EXERCISE DESCRIPTION.
State the number of lines, and only that number, in which the word "Moyſen" appears.

(A run of records)
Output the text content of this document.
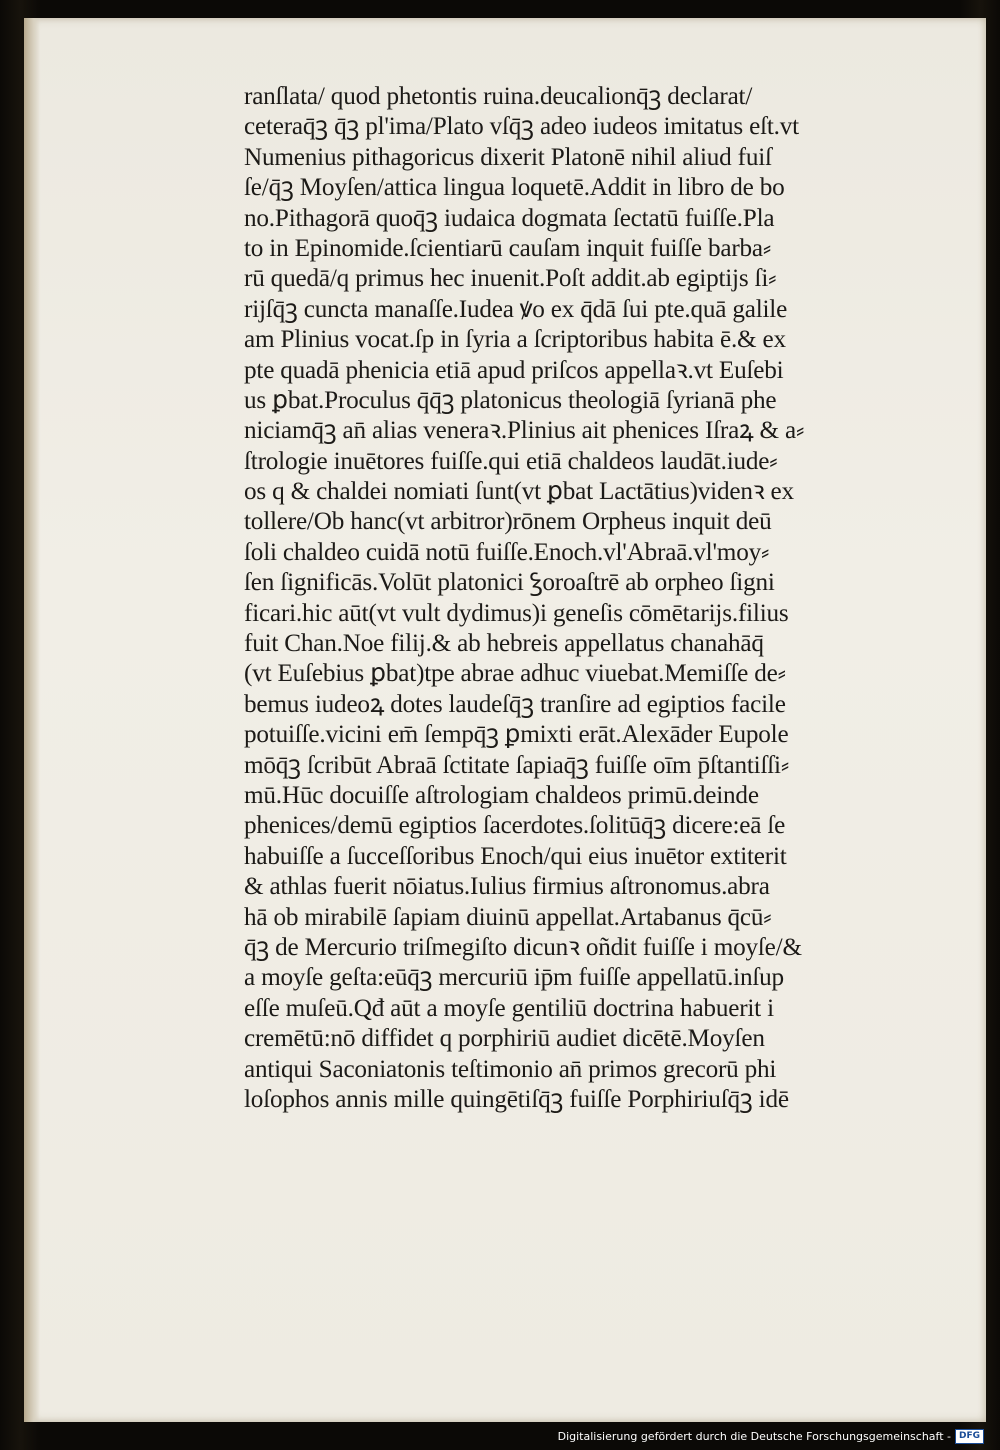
ranſlata/ quod phetontis ruina.deucalionq̄ꝫ declarat/
ceteraq̄ꝫ q̄ꝫ pl'ima/Plato vſq̄ꝫ adeo iudeos imitatus eſt.vt
Numenius pithagoricus dixerit Platonē nihil aliud fuiſ
ſe/q̄ꝫ Moyſen/attica lingua loquetē.Addit in libro de bo
no.Pithagorā quoq̄ꝫ iudaica dogmata ſectatū fuiſſe.Pla
to in Epinomide.ſcientiarū cauſam inquit fuiſſe barba⸗
rū quedā/q primus hec inuenit.Poſt addit.ab egiptijs ſi⸗
rijſq̄ꝫ cuncta manaſſe.Iudea ꝟo ex q̄dā ſui pte.quā galile
am Plinius vocat.ſp in ſyria a ſcriptoribus habita ē.& ex
pte quadā phenicia etiā apud priſcos appellaꝛ.vt Euſebi
us ꝑbat.Proculus q̄q̄ꝫ platonicus theologiā ſyrianā phe
niciamq̄ꝫ an̄ alias veneraꝛ.Plinius ait phenices Iſraꝝ & a⸗
ſtrologie inuētores fuiſſe.qui etiā chaldeos laudāt.iude⸗
os q & chaldei nomiati ſunt(vt ꝑbat Lactātius)videnꝛ ex
tollere/Ob hanc(vt arbitror)rōnem Orpheus inquit deū
ſoli chaldeo cuidā notū fuiſſe.Enoch.vl'Abraā.vl'moy⸗
ſen ſignificās.Volūt platonici ꝣoroaſtrē ab orpheo ſigni
ficari.hic aūt(vt vult dydimus)i geneſis cōmētarijs.filius
fuit Chan.Noe filij.& ab hebreis appellatus chanahāq̄
(vt Euſebius ꝑbat)tpe abrae adhuc viuebat.Memiſſe de⸗
bemus iudeoꝝ dotes laudeſq̄ꝫ tranſire ad egiptios facile
potuiſſe.vicini em̄ ſempq̄ꝫ ꝑmixti erāt.Alexāder Eupole
mōq̄ꝫ ſcribūt Abraā ſctitate ſapiaq̄ꝫ fuiſſe oīm p̄ſtantiſſi⸗
mū.Hūc docuiſſe aſtrologiam chaldeos primū.deinde
phenices/demū egiptios ſacerdotes.ſolitūq̄ꝫ dicere:eā ſe
habuiſſe a ſucceſſoribus Enoch/qui eius inuētor extiterit
& athlas fuerit nōiatus.Iulius firmius aſtronomus.abra
hā ob mirabilē ſapiam diuinū appellat.Artabanus q̄cū⸗
q̄ꝫ de Mercurio triſmegiſto dicunꝛ oñdit fuiſſe i moyſe/&
a moyſe geſta:eūq̄ꝫ mercuriū ip̄m fuiſſe appellatū.inſup
eſſe muſeū.Qđ aūt a moyſe gentiliū doctrina habuerit i
cremētū:nō diffidet q porphiriū audiet dicētē.Moyſen
antiqui Saconiatonis teſtimonio an̄ primos grecorū phi
loſophos annis mille quingētiſq̄ꝫ fuiſſe Porphiriuſq̄ꝫ idē
Digitalisierung gefördert durch die Deutsche Forschungsgemeinschaft - DFG
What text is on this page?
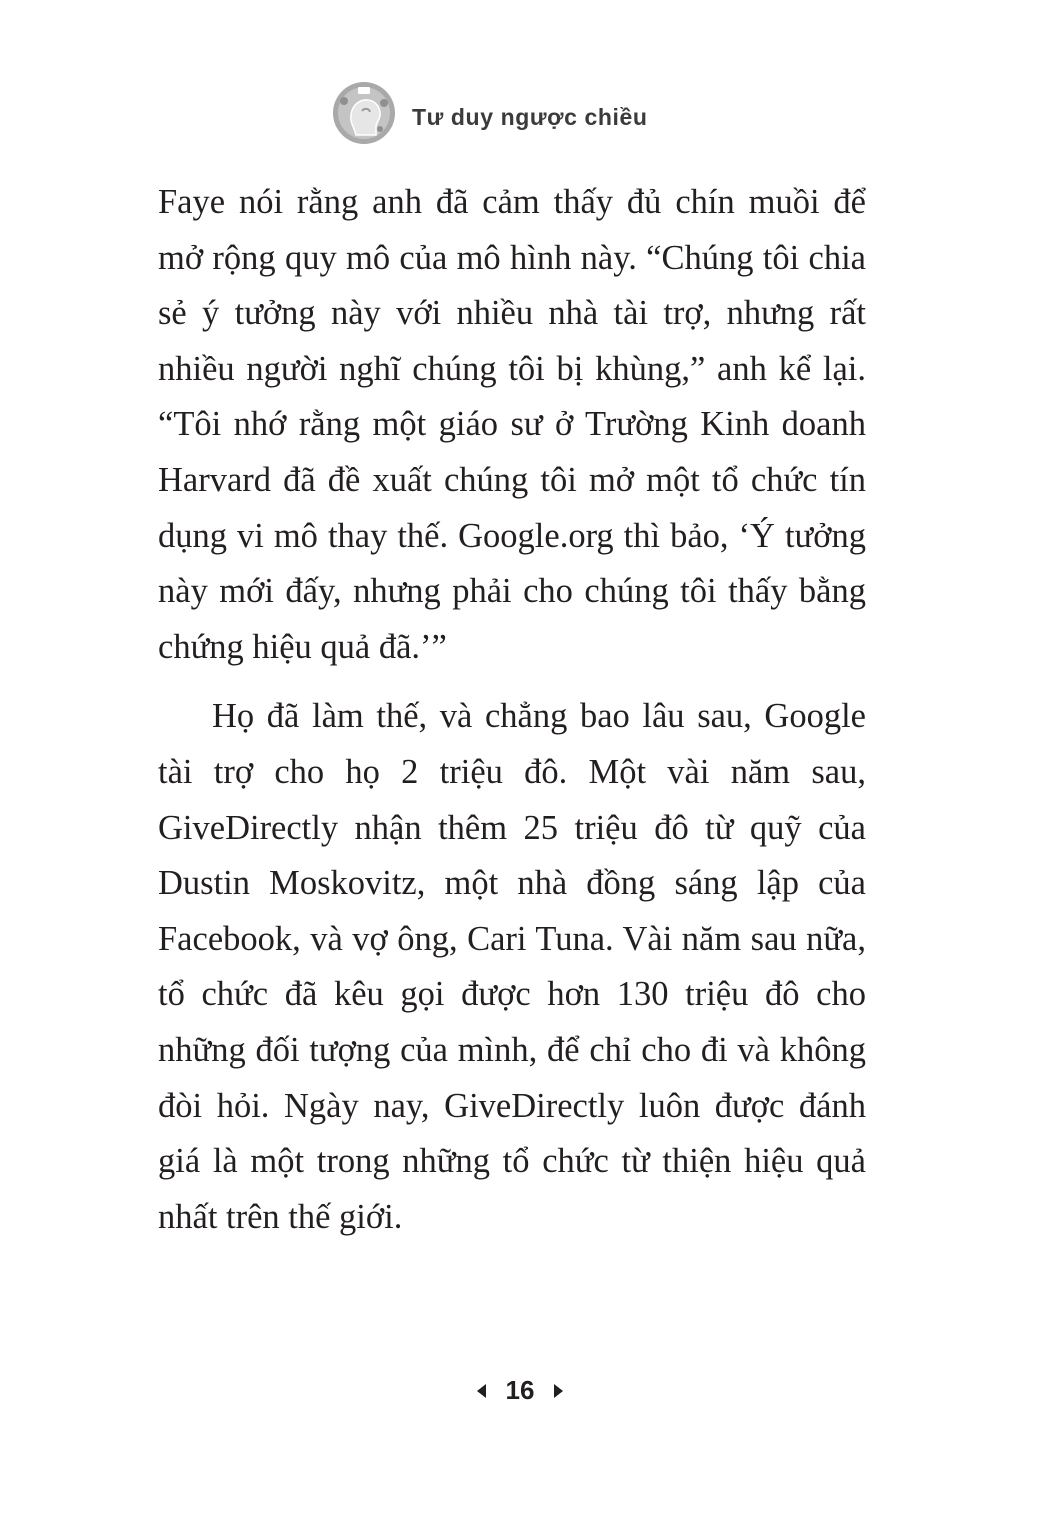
Tư duy ngược chiều

Faye nói rằng anh đã cảm thấy đủ chín muồi để mở rộng quy mô của mô hình này. “Chúng tôi chia sẻ ý tưởng này với nhiều nhà tài trợ, nhưng rất nhiều người nghĩ chúng tôi bị khùng,” anh kể lại. “Tôi nhớ rằng một giáo sư ở Trường Kinh doanh Harvard đã đề xuất chúng tôi mở một tổ chức tín dụng vi mô thay thế. Google.org thì bảo, ‘Ý tưởng này mới đấy, nhưng phải cho chúng tôi thấy bằng chứng hiệu quả đã.’”

Họ đã làm thế, và chẳng bao lâu sau, Google tài trợ cho họ 2 triệu đô. Một vài năm sau, GiveDirectly nhận thêm 25 triệu đô từ quỹ của Dustin Moskovitz, một nhà đồng sáng lập của Facebook, và vợ ông, Cari Tuna. Vài năm sau nữa, tổ chức đã kêu gọi được hơn 130 triệu đô cho những đối tượng của mình, để chỉ cho đi và không đòi hỏi. Ngày nay, GiveDirectly luôn được đánh giá là một trong những tổ chức từ thiện hiệu quả nhất trên thế giới.

16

IN RESPONSE.
2